Pictures stay out; everything else in the records below is copied exactly.

**EXTRACTED RECORDS:**
§ §
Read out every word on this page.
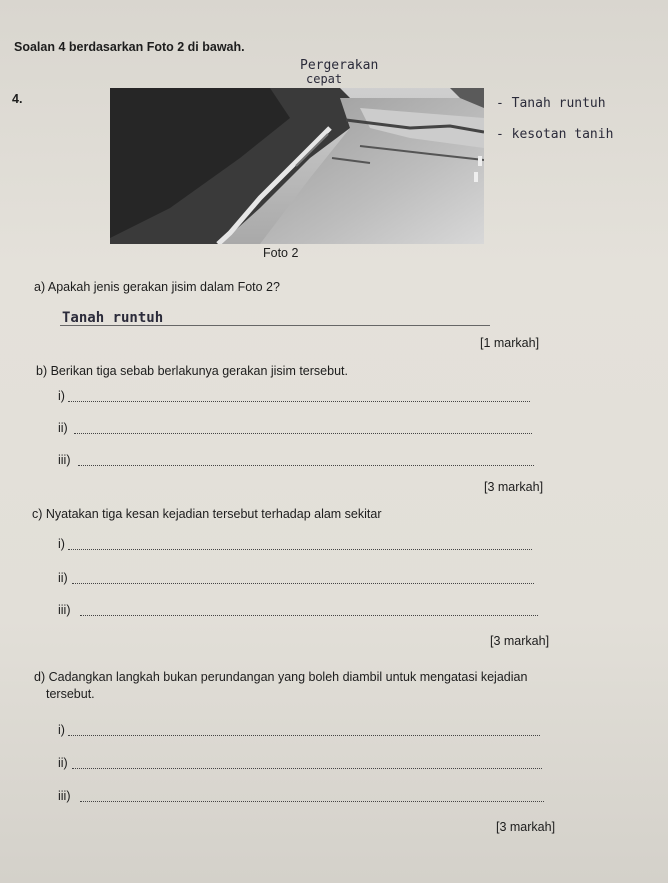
Soalan 4 berdasarkan Foto 2 di bawah.
4.
Pergerakan
cepat
- Tanah runtuh
- kesotan tanih
Foto 2
a) Apakah jenis gerakan jisim dalam Foto 2?
Tanah runtuh
[1 markah]
b) Berikan tiga sebab berlakunya gerakan jisim tersebut.
i)
ii)
iii)
[3 markah]
c) Nyatakan tiga kesan kejadian tersebut terhadap alam sekitar
i)
ii)
iii)
[3 markah]
d) Cadangkan langkah bukan perundangan yang boleh diambil untuk mengatasi kejadian
tersebut.
i)
ii)
iii)
[3 markah]
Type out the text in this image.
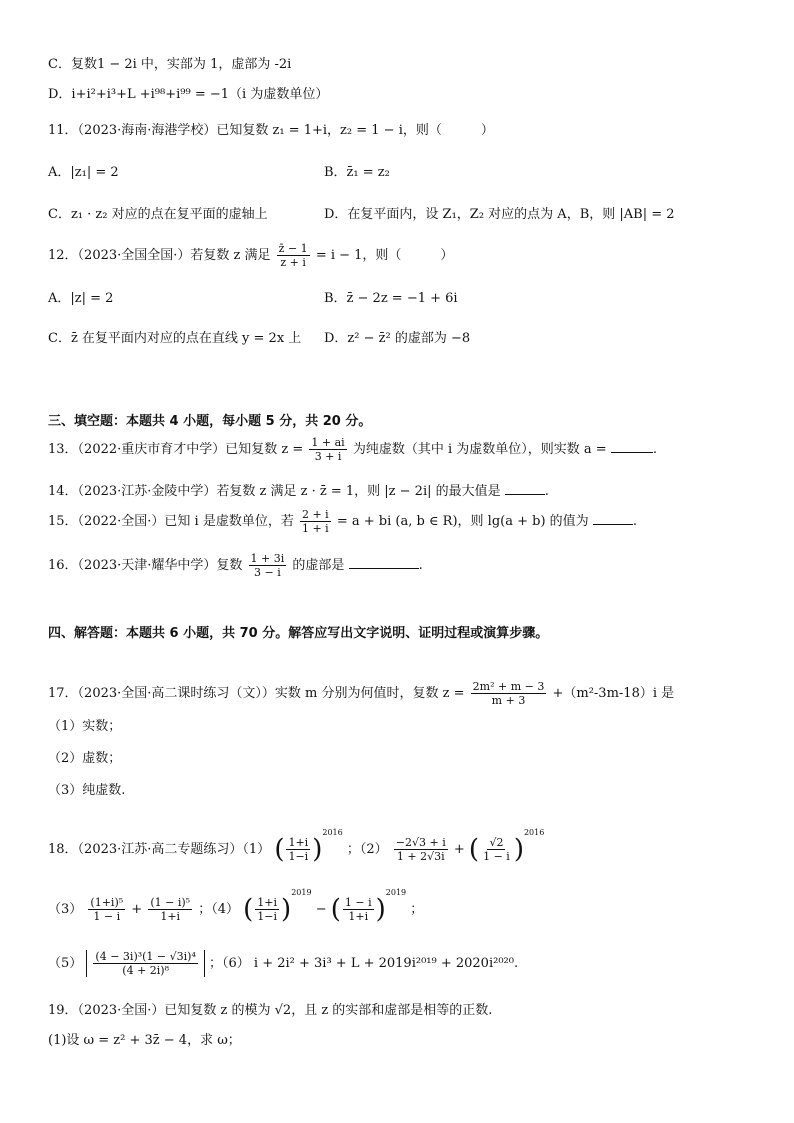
C．复数1 − 2i 中，实部为 1，虚部为 -2i
D．i+i²+i³+L +i⁹⁸+i⁹⁹ = −1（i 为虚数单位）
11．（2023·海南·海港学校）已知复数 z₁ = 1+i，z₂ = 1 − i，则（　　　）
A．|z₁| = 2	B．z̄₁ = z₂
C．z₁ · z₂ 对应的点在复平面的虚轴上	D．在复平面内，设 Z₁，Z₂ 对应的点为 A，B，则 |AB| = 2
12．（2023·全国全国·）若复数 z 满足 $\frac{z̄ - 1}{z + i} = i - 1$，则（　　　）
A．|z| = 2	B．z̄ − 2z = −1 + 6i
C．z̄ 在复平面内对应的点在直线 y = 2x 上 D．z² − z̄² 的虚部为 −8
三、填空题：本题共 4 小题，每小题 5 分，共 20 分。
13．（2022·重庆市育才中学）已知复数 $z = \frac{1 + ai}{3 + i}$ 为纯虚数（其中 i 为虚数单位），则实数 a =	.
14．（2023·江苏·金陵中学）若复数 z 满足 z · z̄ = 1，则 |z − 2i| 的最大值是	.
15．（2022·全国·）已知 i 是虚数单位，若 $\frac{2 + i}{1 + i} = a$ + bi (a, b ∈ R)，则 lg(a + b) 的值为	.
16．（2023·天津·耀华中学）复数 $\frac{1 + 3i}{3 - i}$ 的虚部是	.
四、解答题：本题共 6 小题，共 70 分。解答应写出文字说明、证明过程或演算步骤。
17．（2023·全国·高二课时练习（文））实数 m 分别为何值时，复数 $z = \frac{\text{2m² + m − 3}}{m + 3} +(m^2-3m-18)i$ 是
（1）实数；
（2）虚数；
（3）纯虚数.
18．（2023·江苏·高二专题练习）（1） ( $\frac{1+i}{1-i} )^{2016}$ ；$(2) \frac{-2√3 + i}{1 + 2√3i}$ + ( $\frac{√2}{1 - i} )^{2016}$
$(3) \frac{\text{(1+i)⁵}}{1 - i} + \frac{\text{(1 − i)⁵}}{1+i}$ ；（4） ( $\frac{1+i}{1-i} )^{2019}$ − ( $\frac{1 - i}{1+i} )^{2019}$ ；
$(5) \frac{\text{(4 − 3i)³(1 − √3i)⁴}}{\text{(4 + 2i)⁸}}$ ；（6） i + 2i² + 3i³ + L + 2019i²⁰¹⁹ + 2020i²⁰²⁰.
19．（2023·全国·）已知复数 z 的模为 √2，且 z 的实部和虚部是相等的正数.
(1)设 ω = z² + 3z̄ − 4，求 ω；
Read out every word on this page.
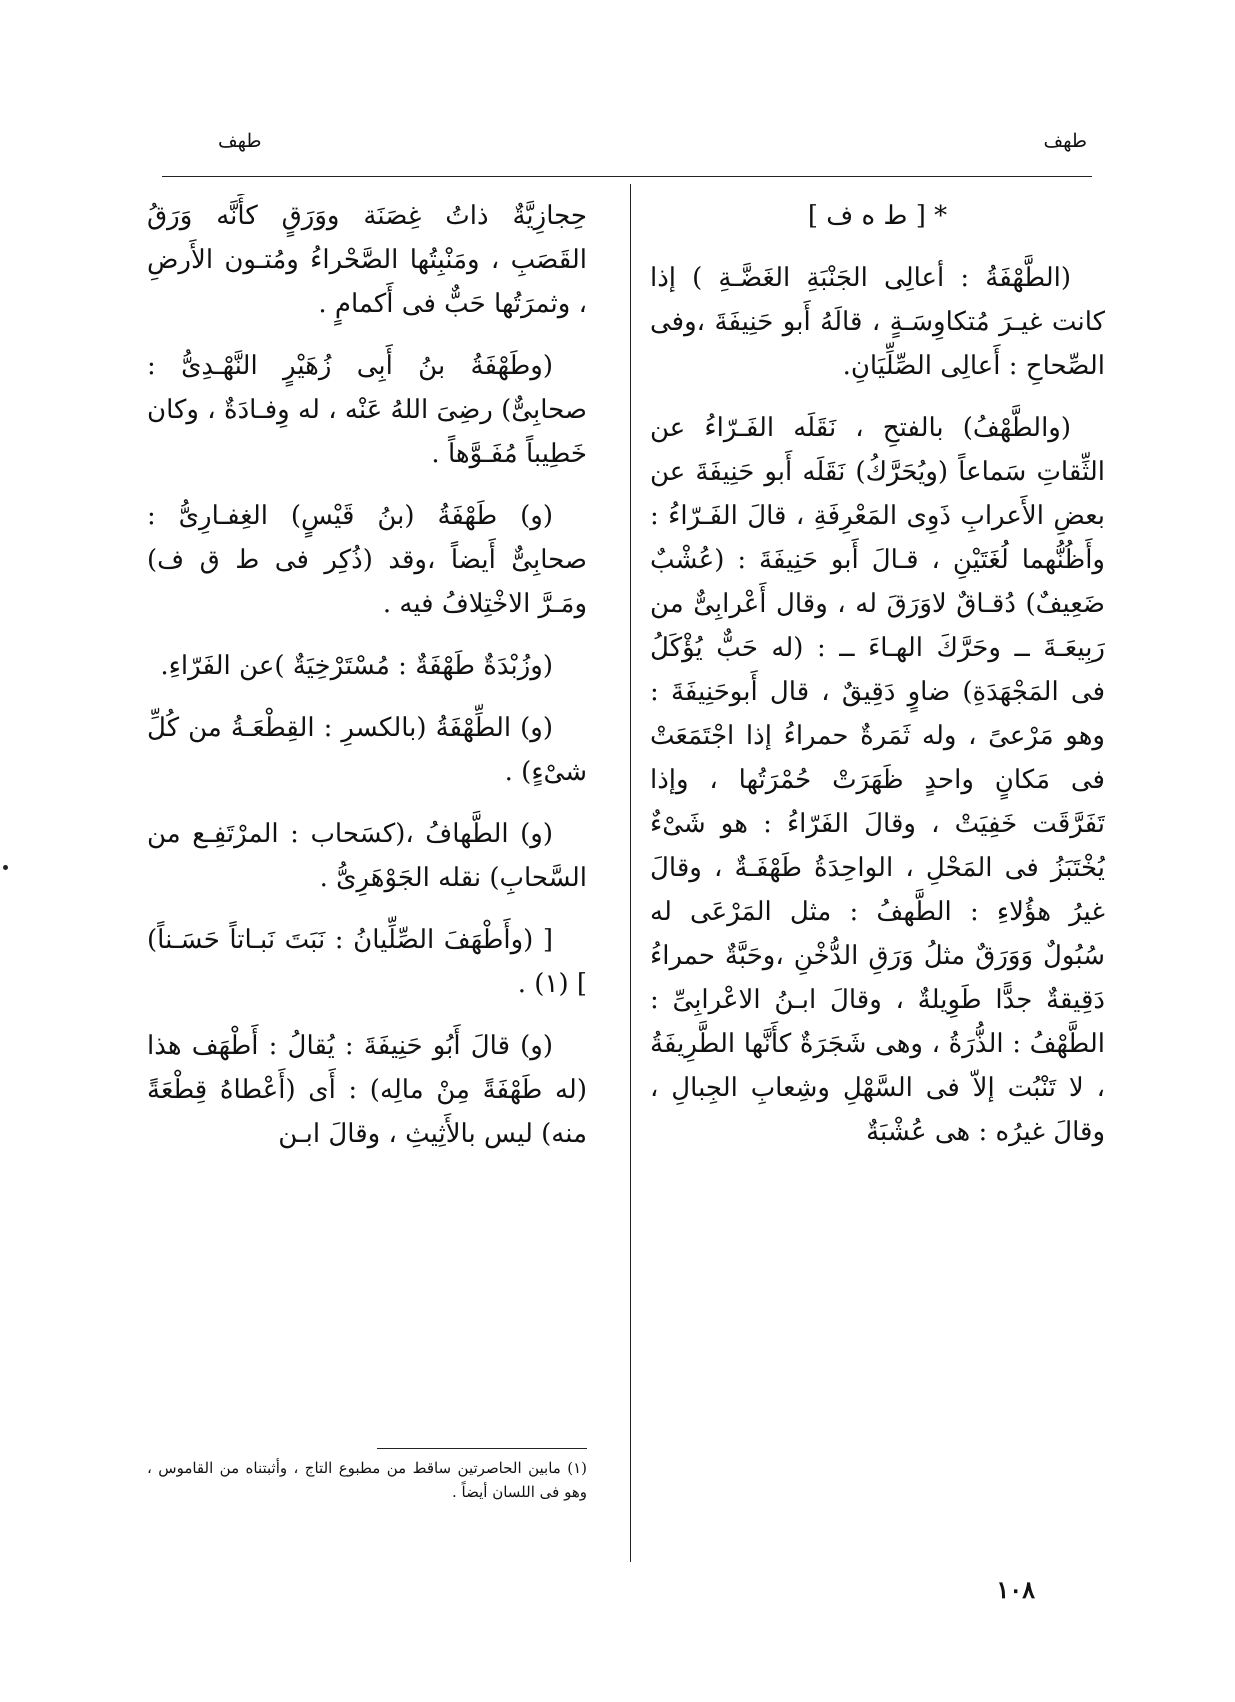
طهف
طهف

* [ ط ه ف ]

(الطَّهْفَةُ : أعالِى الجَنْبَةِ الغَضَّـةِ ) إذا كانت غيـرَ مُتكاوِسَـةٍ ، قالَهُ أَبو حَنِيفَةَ ،وفى الصِّحاحِ : أَعالِى الصِّلِّيَانِ.

(والطَّهْفُ) بالفتحِ ، نَقَلَه الفَـرّاءُ عن الثِّقاتِ سَماعاً (ويُحَرَّكُ) نَقَلَه أَبو حَنِيفَةَ عن بعضِ الأَعرابِ ذَوِى المَعْرِفَةِ ، قالَ الفَـرّاءُ : وأَظُنُّهما لُغَتَيْنِ ، قـالَ أَبو حَنِيفَةَ : (عُشْبٌ ضَعِيفٌ) دُقـاقٌ لاوَرَقَ له ، وقال أَعْرابِىٌّ من رَبِيعَـةَ ــ وحَرَّكَ الهـاءَ ــ : (له حَبٌّ يُؤْكَلُ فى المَجْهَدَةِ) ضاوٍ دَقِيقٌ ، قال أَبوحَنِيفَةَ : وهو مَرْعىً ، وله ثَمَرةٌ حمراءُ إذا اجْتَمَعَتْ فى مَكانٍ واحدٍ ظَهَرَتْ حُمْرَتُها ، وإذا تَفَرَّقَت خَفِيَتْ ، وقالَ الفَرّاءُ : هو شَىْءٌ يُخْتَبَزُ فى المَحْلِ ، الواحِدَةُ طَهْفَـةٌ ، وقالَ غيرُ هؤُلاءِ : الطَّهفُ : مثل المَرْعَى له سُبُولٌ وَوَرَقٌ مثلُ وَرَقِ الدُّخْنِ ،وحَبَّةٌ حمراءُ دَقِيقةٌ جدًّا طَوِيلةٌ ، وقالَ ابـنُ الاعْرابِىِّ : الطَّهْفُ : الذُّرَةُ ، وهى شَجَرَةٌ كأَنَّها الطَّرِيفَةُ ، لا تَنْبُت إلاّ فى السَّهْلِ وشِعابِ الجِبالِ ، وقالَ غيرُه : هى عُشْبَةٌ

حِجازِيَّةٌ ذاتُ غِصَنَة ووَرَقٍ كأَنَّه وَرَقُ القَصَبِ ، ومَنْبِتُها الصَّحْراءُ ومُتـون الأَرضِ ، وثمرَتُها حَبٌّ فى أَكمامٍ .

(وطَهْفَةُ بنُ أَبِى زُهَيْرٍ النَّهْـدِىُّ : صحابِىٌّ) رضِىَ اللهُ عَنْه ، له وِفـادَةٌ ، وكان خَطِيباً مُفَـوَّهاً .

(و) طَهْفَةُ (بنُ قَيْسٍ) الغِفـارِىُّ : صحابِىٌّ أَيضاً ،وقد (ذُكِر فى ط ق ف) ومَـرَّ الاخْتِلافُ فيه .

(وزُبْدَةٌ طَهْفَةٌ : مُسْتَرْخِيَةٌ )عن الفَرّاءِ.

(و) الطِّهْفَةُ (بالكسرِ : القِطْعَـةُ من كُلِّ شىْءٍ) .

(و) الطَّهافُ ،(كسَحاب : المرْتَفِـع من السَّحابِ) نقله الجَوْهَرِىُّ .

[ (وأَطْهَفَ الصِّلِّيانُ : نَبَتَ نَبـاتاً حَسَـناً) ] (١) .

(و) قالَ أَبُو حَنِيفَةَ : يُقالُ : أَطْهَف هذا (له طَهْفَةً مِنْ مالِه) : أَى (أَعْطاهُ قِطْعَةً منه) ليس بالأَثِيثِ ، وقالَ ابـن

(١) مابين الحاصرتين ساقط من مطبوع التاج ، وأثبتناه من القاموس ، وهو فى اللسان أيضاً .
١٠٨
§ §
**ANSWER TO THE PROBLEM:**
Read out every word on this page.
Soalan 4 berdasarkan Foto 2 di bawah.
4.
Pergerakan
cepat
- Tanah runtuh
- kesotan tanih
Foto 2
a) Apakah jenis gerakan jisim dalam Foto 2?
Tanah runtuh
[1 markah]
b) Berikan tiga sebab berlakunya gerakan jisim tersebut.
i)
ii)
iii)
[3 markah]
c) Nyatakan tiga kesan kejadian tersebut terhadap alam sekitar
i)
ii)
iii)
[3 markah]
d) Cadangkan langkah bukan perundangan yang boleh diambil untuk mengatasi kejadian
tersebut.
i)
ii)
iii)
[3 markah]
Type out the text in this image.
C．复数1 − 2i 中，实部为 1，虚部为 -2i
D．i+i²+i³+L +i⁹⁸+i⁹⁹ = −1（i 为虚数单位）
11．（2023·海南·海港学校）已知复数 z₁ = 1+i，z₂ = 1 − i，则（　　　）
A．|z₁| = 2	B．z̄₁ = z₂
C．z₁ · z₂ 对应的点在复平面的虚轴上	D．在复平面内，设 Z₁，Z₂ 对应的点为 A，B，则 |AB| = 2
12．（2023·全国全国·）若复数 z 满足 $\frac{z̄ - 1}{z + i} = i - 1$，则（　　　）
A．|z| = 2	B．z̄ − 2z = −1 + 6i
C．z̄ 在复平面内对应的点在直线 y = 2x 上 D．z² − z̄² 的虚部为 −8
三、填空题：本题共 4 小题，每小题 5 分，共 20 分。
13．（2022·重庆市育才中学）已知复数 $z = \frac{1 + ai}{3 + i}$ 为纯虚数（其中 i 为虚数单位），则实数 a =	.
14．（2023·江苏·金陵中学）若复数 z 满足 z · z̄ = 1，则 |z − 2i| 的最大值是	.
15．（2022·全国·）已知 i 是虚数单位，若 $\frac{2 + i}{1 + i} = a$ + bi (a, b ∈ R)，则 lg(a + b) 的值为	.
16．（2023·天津·耀华中学）复数 $\frac{1 + 3i}{3 - i}$ 的虚部是	.
四、解答题：本题共 6 小题，共 70 分。解答应写出文字说明、证明过程或演算步骤。
17．（2023·全国·高二课时练习（文））实数 m 分别为何值时，复数 $z = \frac{\text{2m² + m − 3}}{m + 3} +(m^2-3m-18)i$ 是
（1）实数；
（2）虚数；
（3）纯虚数.
18．（2023·江苏·高二专题练习）（1） ( $\frac{1+i}{1-i} )^{2016}$ ；$(2) \frac{-2√3 + i}{1 + 2√3i}$ + ( $\frac{√2}{1 - i} )^{2016}$
$(3) \frac{\text{(1+i)⁵}}{1 - i} + \frac{\text{(1 − i)⁵}}{1+i}$ ；（4） ( $\frac{1+i}{1-i} )^{2019}$ − ( $\frac{1 - i}{1+i} )^{2019}$ ；
$(5) \frac{\text{(4 − 3i)³(1 − √3i)⁴}}{\text{(4 + 2i)⁸}}$ ；（6） i + 2i² + 3i³ + L + 2019i²⁰¹⁹ + 2020i²⁰²⁰.
19．（2023·全国·）已知复数 z 的模为 √2，且 z 的实部和虚部是相等的正数.
(1)设 ω = z² + 3z̄ − 4，求 ω；
Read out every word on this page.
طهف
طهف

* [ ط ه ف ]

(الطَّهْفَةُ : أعالِى الجَنْبَةِ الغَضَّـةِ ) إذا كانت غيـرَ مُتكاوِسَـةٍ ، قالَهُ أَبو حَنِيفَةَ ،وفى الصِّحاحِ : أَعالِى الصِّلِّيَانِ.

(والطَّهْفُ) بالفتحِ ، نَقَلَه الفَـرّاءُ عن الثِّقاتِ سَماعاً (ويُحَرَّكُ) نَقَلَه أَبو حَنِيفَةَ عن بعضِ الأَعرابِ ذَوِى المَعْرِفَةِ ، قالَ الفَـرّاءُ : وأَظُنُّهما لُغَتَيْنِ ، قـالَ أَبو حَنِيفَةَ : (عُشْبٌ ضَعِيفٌ) دُقـاقٌ لاوَرَقَ له ، وقال أَعْرابِىٌّ من رَبِيعَـةَ ــ وحَرَّكَ الهـاءَ ــ : (له حَبٌّ يُؤْكَلُ فى المَجْهَدَةِ) ضاوٍ دَقِيقٌ ، قال أَبوحَنِيفَةَ : وهو مَرْعىً ، وله ثَمَرةٌ حمراءُ إذا اجْتَمَعَتْ فى مَكانٍ واحدٍ ظَهَرَتْ حُمْرَتُها ، وإذا تَفَرَّقَت خَفِيَتْ ، وقالَ الفَرّاءُ : هو شَىْءٌ يُخْتَبَزُ فى المَحْلِ ، الواحِدَةُ طَهْفَـةٌ ، وقالَ غيرُ هؤُلاءِ : الطَّهفُ : مثل المَرْعَى له سُبُولٌ وَوَرَقٌ مثلُ وَرَقِ الدُّخْنِ ،وحَبَّةٌ حمراءُ دَقِيقةٌ جدًّا طَوِيلةٌ ، وقالَ ابـنُ الاعْرابِىِّ : الطَّهْفُ : الذُّرَةُ ، وهى شَجَرَةٌ كأَنَّها الطَّرِيفَةُ ، لا تَنْبُت إلاّ فى السَّهْلِ وشِعابِ الجِبالِ ، وقالَ غيرُه : هى عُشْبَةٌ

حِجازِيَّةٌ ذاتُ غِصَنَة ووَرَقٍ كأَنَّه وَرَقُ القَصَبِ ، ومَنْبِتُها الصَّحْراءُ ومُتـون الأَرضِ ، وثمرَتُها حَبٌّ فى أَكمامٍ .

(وطَهْفَةُ بنُ أَبِى زُهَيْرٍ النَّهْـدِىُّ : صحابِىٌّ) رضِىَ اللهُ عَنْه ، له وِفـادَةٌ ، وكان خَطِيباً مُفَـوَّهاً .

(و) طَهْفَةُ (بنُ قَيْسٍ) الغِفـارِىُّ : صحابِىٌّ أَيضاً ،وقد (ذُكِر فى ط ق ف) ومَـرَّ الاخْتِلافُ فيه .

(وزُبْدَةٌ طَهْفَةٌ : مُسْتَرْخِيَةٌ )عن الفَرّاءِ.

(و) الطِّهْفَةُ (بالكسرِ : القِطْعَـةُ من كُلِّ شىْءٍ) .

(و) الطَّهافُ ،(كسَحاب : المرْتَفِـع من السَّحابِ) نقله الجَوْهَرِىُّ .

[ (وأَطْهَفَ الصِّلِّيانُ : نَبَتَ نَبـاتاً حَسَـناً) ] (١) .

(و) قالَ أَبُو حَنِيفَةَ : يُقالُ : أَطْهَف هذا (له طَهْفَةً مِنْ مالِه) : أَى (أَعْطاهُ قِطْعَةً منه) ليس بالأَثِيثِ ، وقالَ ابـن

(١) مابين الحاصرتين ساقط من مطبوع التاج ، وأثبتناه من القاموس ، وهو فى اللسان أيضاً .
١٠٨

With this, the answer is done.